• What is being asked
Quote all entries exactly, leaving pictures aside.

-- begin Data supplied --

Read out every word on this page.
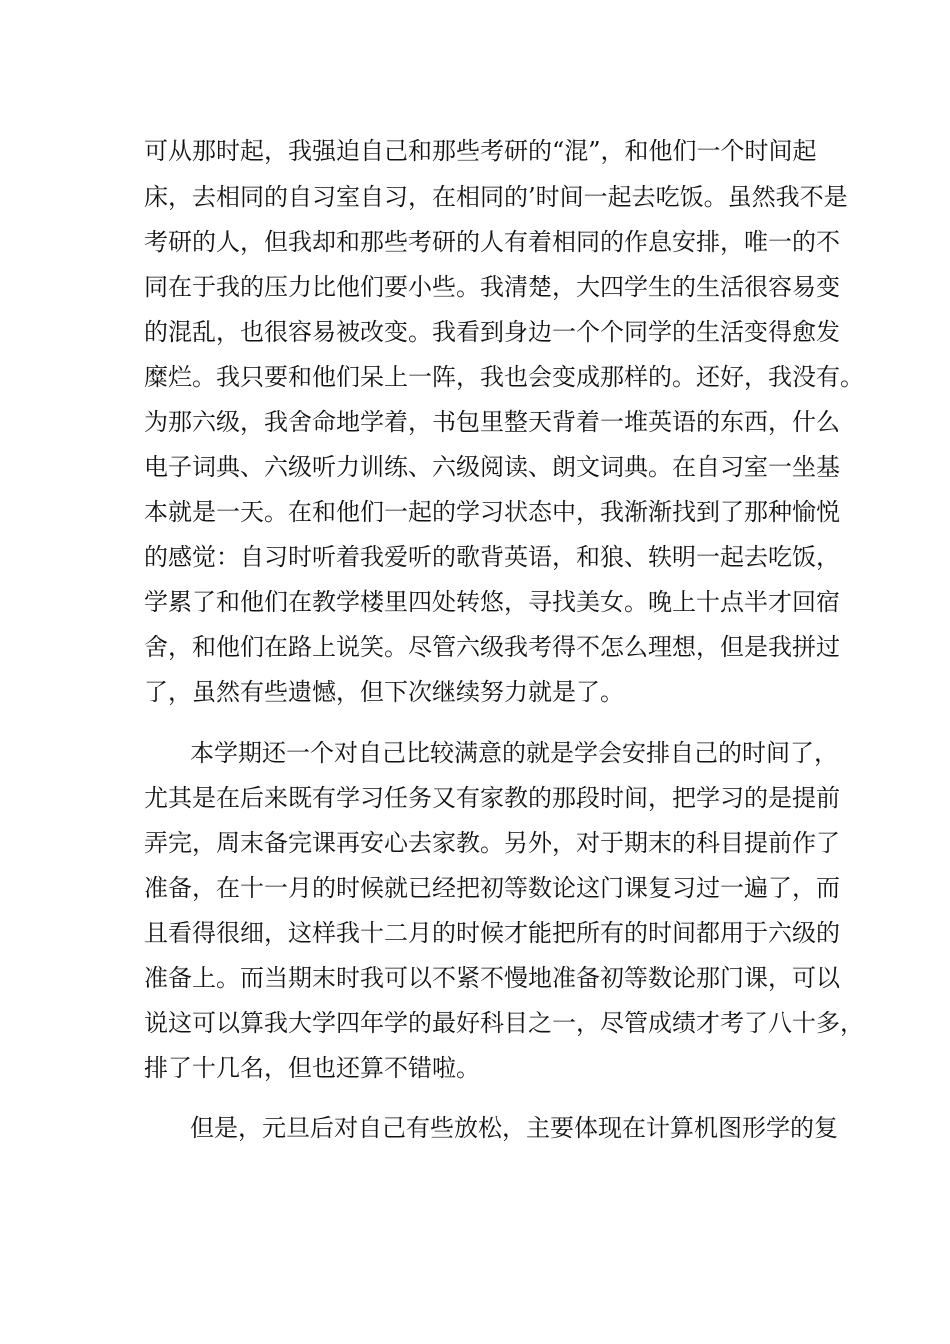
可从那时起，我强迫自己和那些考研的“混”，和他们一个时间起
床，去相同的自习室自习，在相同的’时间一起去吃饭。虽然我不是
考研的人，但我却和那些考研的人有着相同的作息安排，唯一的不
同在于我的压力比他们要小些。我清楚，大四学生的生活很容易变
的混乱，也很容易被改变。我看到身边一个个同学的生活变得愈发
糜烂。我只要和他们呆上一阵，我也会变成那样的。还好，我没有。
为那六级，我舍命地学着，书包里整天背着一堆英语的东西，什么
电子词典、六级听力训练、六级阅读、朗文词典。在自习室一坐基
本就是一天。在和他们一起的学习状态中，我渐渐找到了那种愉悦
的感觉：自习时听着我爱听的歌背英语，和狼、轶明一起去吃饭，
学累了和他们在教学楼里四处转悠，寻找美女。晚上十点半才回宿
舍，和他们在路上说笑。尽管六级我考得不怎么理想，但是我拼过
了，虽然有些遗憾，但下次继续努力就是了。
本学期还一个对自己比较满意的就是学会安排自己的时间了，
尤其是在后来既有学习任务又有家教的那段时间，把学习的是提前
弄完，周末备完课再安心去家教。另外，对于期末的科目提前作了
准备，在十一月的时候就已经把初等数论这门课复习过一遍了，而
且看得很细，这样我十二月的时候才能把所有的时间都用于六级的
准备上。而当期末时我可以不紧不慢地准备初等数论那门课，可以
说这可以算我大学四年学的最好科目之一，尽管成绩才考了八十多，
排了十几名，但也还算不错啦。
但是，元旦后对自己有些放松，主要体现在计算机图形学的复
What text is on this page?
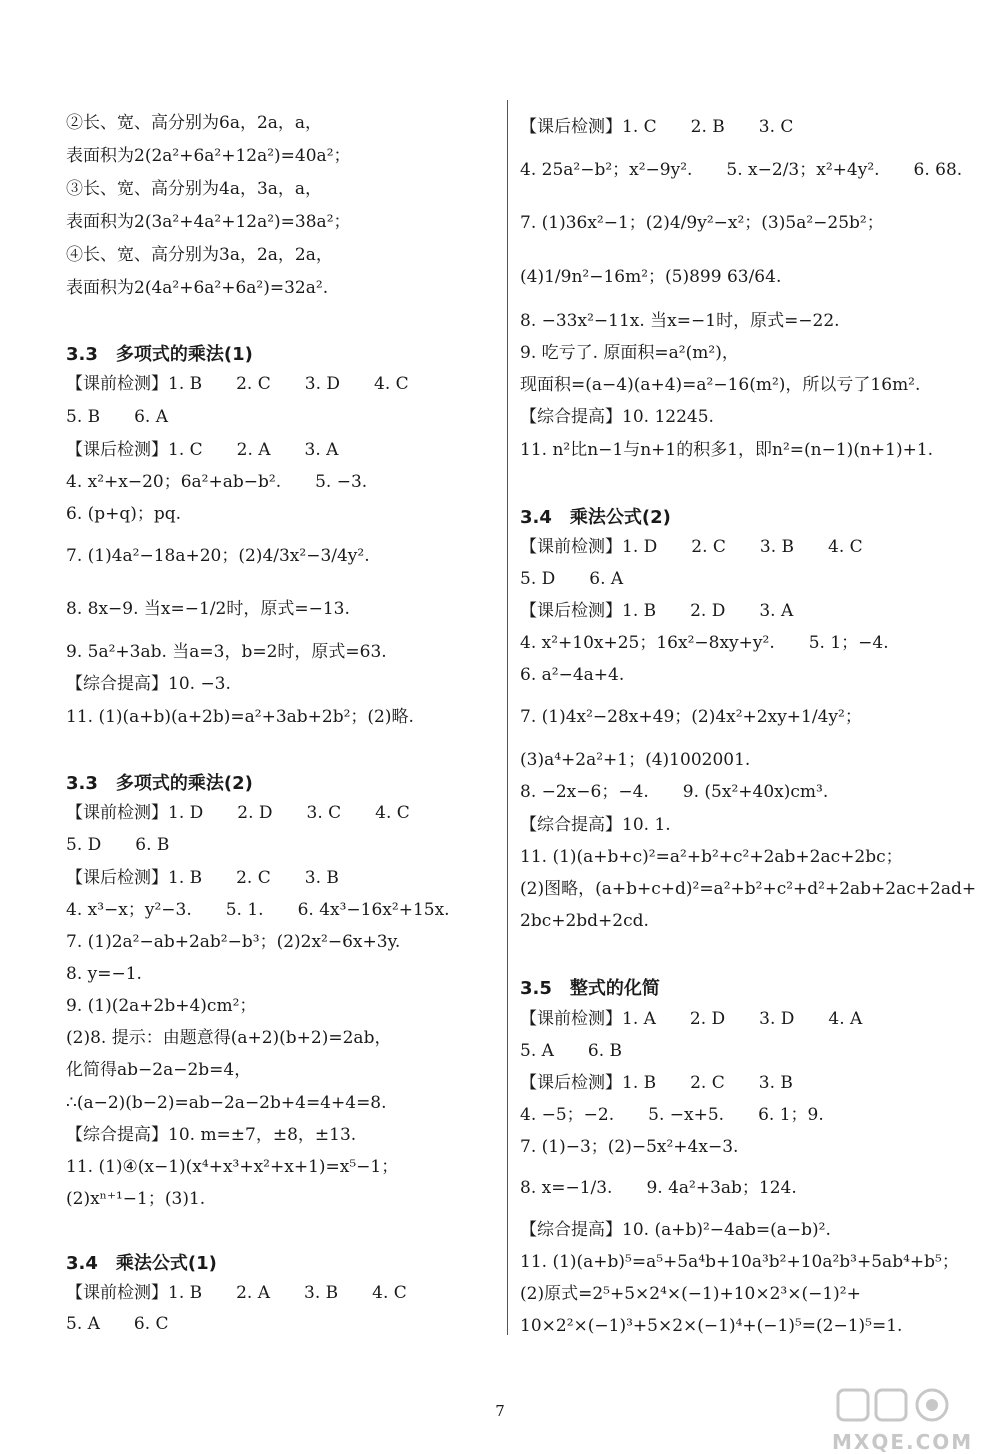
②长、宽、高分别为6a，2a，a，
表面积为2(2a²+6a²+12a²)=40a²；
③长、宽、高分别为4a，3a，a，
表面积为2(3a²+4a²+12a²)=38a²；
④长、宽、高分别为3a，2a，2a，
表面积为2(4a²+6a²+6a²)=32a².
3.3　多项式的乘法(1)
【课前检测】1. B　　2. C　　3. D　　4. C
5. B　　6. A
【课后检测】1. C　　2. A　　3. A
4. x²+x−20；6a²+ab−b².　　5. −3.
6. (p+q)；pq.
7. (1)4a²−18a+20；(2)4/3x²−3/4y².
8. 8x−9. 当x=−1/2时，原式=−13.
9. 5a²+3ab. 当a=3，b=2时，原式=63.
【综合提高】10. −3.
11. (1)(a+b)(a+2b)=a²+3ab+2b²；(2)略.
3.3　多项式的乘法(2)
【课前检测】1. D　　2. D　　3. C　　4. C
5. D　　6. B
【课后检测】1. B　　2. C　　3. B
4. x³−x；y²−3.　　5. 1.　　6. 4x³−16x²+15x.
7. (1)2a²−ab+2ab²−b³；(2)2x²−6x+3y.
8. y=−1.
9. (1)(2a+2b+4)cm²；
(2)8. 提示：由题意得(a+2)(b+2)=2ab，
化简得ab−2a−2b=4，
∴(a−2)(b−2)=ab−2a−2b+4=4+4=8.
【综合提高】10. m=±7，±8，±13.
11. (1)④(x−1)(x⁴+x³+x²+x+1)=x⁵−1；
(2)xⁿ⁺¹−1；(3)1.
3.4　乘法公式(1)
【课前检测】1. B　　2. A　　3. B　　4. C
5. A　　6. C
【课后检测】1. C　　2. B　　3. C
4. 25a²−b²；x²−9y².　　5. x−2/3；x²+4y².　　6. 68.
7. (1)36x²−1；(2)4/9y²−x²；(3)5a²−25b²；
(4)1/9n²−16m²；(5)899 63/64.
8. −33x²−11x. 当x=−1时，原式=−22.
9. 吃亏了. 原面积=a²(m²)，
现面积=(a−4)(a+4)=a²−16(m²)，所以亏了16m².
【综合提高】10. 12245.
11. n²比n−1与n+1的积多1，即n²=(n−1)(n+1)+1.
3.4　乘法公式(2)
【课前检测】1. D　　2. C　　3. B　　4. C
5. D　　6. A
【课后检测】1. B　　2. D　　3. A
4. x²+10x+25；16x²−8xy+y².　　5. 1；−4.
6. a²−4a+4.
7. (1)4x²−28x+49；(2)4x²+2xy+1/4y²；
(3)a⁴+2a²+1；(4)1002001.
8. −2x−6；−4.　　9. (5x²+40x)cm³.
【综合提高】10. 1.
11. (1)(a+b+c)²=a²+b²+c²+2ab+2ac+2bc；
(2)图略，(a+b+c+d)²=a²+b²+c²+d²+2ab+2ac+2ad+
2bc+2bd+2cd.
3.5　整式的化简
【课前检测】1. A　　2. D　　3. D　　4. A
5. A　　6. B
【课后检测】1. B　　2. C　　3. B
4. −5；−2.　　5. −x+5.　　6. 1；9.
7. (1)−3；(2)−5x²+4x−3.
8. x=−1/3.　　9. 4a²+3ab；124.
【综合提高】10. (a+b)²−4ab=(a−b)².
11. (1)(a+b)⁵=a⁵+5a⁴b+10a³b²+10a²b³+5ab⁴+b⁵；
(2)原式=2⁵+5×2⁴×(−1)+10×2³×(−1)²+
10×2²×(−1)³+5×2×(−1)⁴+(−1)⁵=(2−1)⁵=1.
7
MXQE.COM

-- end Data supplied --

• Solution to this exercise
Read out every word on this page.
可从那时起，我强迫自己和那些考研的“混”，和他们一个时间起
床，去相同的自习室自习，在相同的’时间一起去吃饭。虽然我不是
考研的人，但我却和那些考研的人有着相同的作息安排，唯一的不
同在于我的压力比他们要小些。我清楚，大四学生的生活很容易变
的混乱，也很容易被改变。我看到身边一个个同学的生活变得愈发
糜烂。我只要和他们呆上一阵，我也会变成那样的。还好，我没有。
为那六级，我舍命地学着，书包里整天背着一堆英语的东西，什么
电子词典、六级听力训练、六级阅读、朗文词典。在自习室一坐基
本就是一天。在和他们一起的学习状态中，我渐渐找到了那种愉悦
的感觉：自习时听着我爱听的歌背英语，和狼、轶明一起去吃饭，
学累了和他们在教学楼里四处转悠，寻找美女。晚上十点半才回宿
舍，和他们在路上说笑。尽管六级我考得不怎么理想，但是我拼过
了，虽然有些遗憾，但下次继续努力就是了。
本学期还一个对自己比较满意的就是学会安排自己的时间了，
尤其是在后来既有学习任务又有家教的那段时间，把学习的是提前
弄完，周末备完课再安心去家教。另外，对于期末的科目提前作了
准备，在十一月的时候就已经把初等数论这门课复习过一遍了，而
且看得很细，这样我十二月的时候才能把所有的时间都用于六级的
准备上。而当期末时我可以不紧不慢地准备初等数论那门课，可以
说这可以算我大学四年学的最好科目之一，尽管成绩才考了八十多，
排了十几名，但也还算不错啦。
但是，元旦后对自己有些放松，主要体现在计算机图形学的复
What text is on this page?
②长、宽、高分别为6a，2a，a，
表面积为2(2a²+6a²+12a²)=40a²；
③长、宽、高分别为4a，3a，a，
表面积为2(3a²+4a²+12a²)=38a²；
④长、宽、高分别为3a，2a，2a，
表面积为2(4a²+6a²+6a²)=32a².
3.3　多项式的乘法(1)
【课前检测】1. B　　2. C　　3. D　　4. C
5. B　　6. A
【课后检测】1. C　　2. A　　3. A
4. x²+x−20；6a²+ab−b².　　5. −3.
6. (p+q)；pq.
7. (1)4a²−18a+20；(2)4/3x²−3/4y².
8. 8x−9. 当x=−1/2时，原式=−13.
9. 5a²+3ab. 当a=3，b=2时，原式=63.
【综合提高】10. −3.
11. (1)(a+b)(a+2b)=a²+3ab+2b²；(2)略.
3.3　多项式的乘法(2)
【课前检测】1. D　　2. D　　3. C　　4. C
5. D　　6. B
【课后检测】1. B　　2. C　　3. B
4. x³−x；y²−3.　　5. 1.　　6. 4x³−16x²+15x.
7. (1)2a²−ab+2ab²−b³；(2)2x²−6x+3y.
8. y=−1.
9. (1)(2a+2b+4)cm²；
(2)8. 提示：由题意得(a+2)(b+2)=2ab，
化简得ab−2a−2b=4，
∴(a−2)(b−2)=ab−2a−2b+4=4+4=8.
【综合提高】10. m=±7，±8，±13.
11. (1)④(x−1)(x⁴+x³+x²+x+1)=x⁵−1；
(2)xⁿ⁺¹−1；(3)1.
3.4　乘法公式(1)
【课前检测】1. B　　2. A　　3. B　　4. C
5. A　　6. C
【课后检测】1. C　　2. B　　3. C
4. 25a²−b²；x²−9y².　　5. x−2/3；x²+4y².　　6. 68.
7. (1)36x²−1；(2)4/9y²−x²；(3)5a²−25b²；
(4)1/9n²−16m²；(5)899 63/64.
8. −33x²−11x. 当x=−1时，原式=−22.
9. 吃亏了. 原面积=a²(m²)，
现面积=(a−4)(a+4)=a²−16(m²)，所以亏了16m².
【综合提高】10. 12245.
11. n²比n−1与n+1的积多1，即n²=(n−1)(n+1)+1.
3.4　乘法公式(2)
【课前检测】1. D　　2. C　　3. B　　4. C
5. D　　6. A
【课后检测】1. B　　2. D　　3. A
4. x²+10x+25；16x²−8xy+y².　　5. 1；−4.
6. a²−4a+4.
7. (1)4x²−28x+49；(2)4x²+2xy+1/4y²；
(3)a⁴+2a²+1；(4)1002001.
8. −2x−6；−4.　　9. (5x²+40x)cm³.
【综合提高】10. 1.
11. (1)(a+b+c)²=a²+b²+c²+2ab+2ac+2bc；
(2)图略，(a+b+c+d)²=a²+b²+c²+d²+2ab+2ac+2ad+
2bc+2bd+2cd.
3.5　整式的化简
【课前检测】1. A　　2. D　　3. D　　4. A
5. A　　6. B
【课后检测】1. B　　2. C　　3. B
4. −5；−2.　　5. −x+5.　　6. 1；9.
7. (1)−3；(2)−5x²+4x−3.
8. x=−1/3.　　9. 4a²+3ab；124.
【综合提高】10. (a+b)²−4ab=(a−b)².
11. (1)(a+b)⁵=a⁵+5a⁴b+10a³b²+10a²b³+5ab⁴+b⁵；
(2)原式=2⁵+5×2⁴×(−1)+10×2³×(−1)²+
10×2²×(−1)³+5×2×(−1)⁴+(−1)⁵=(2−1)⁵=1.
7
MXQE.COM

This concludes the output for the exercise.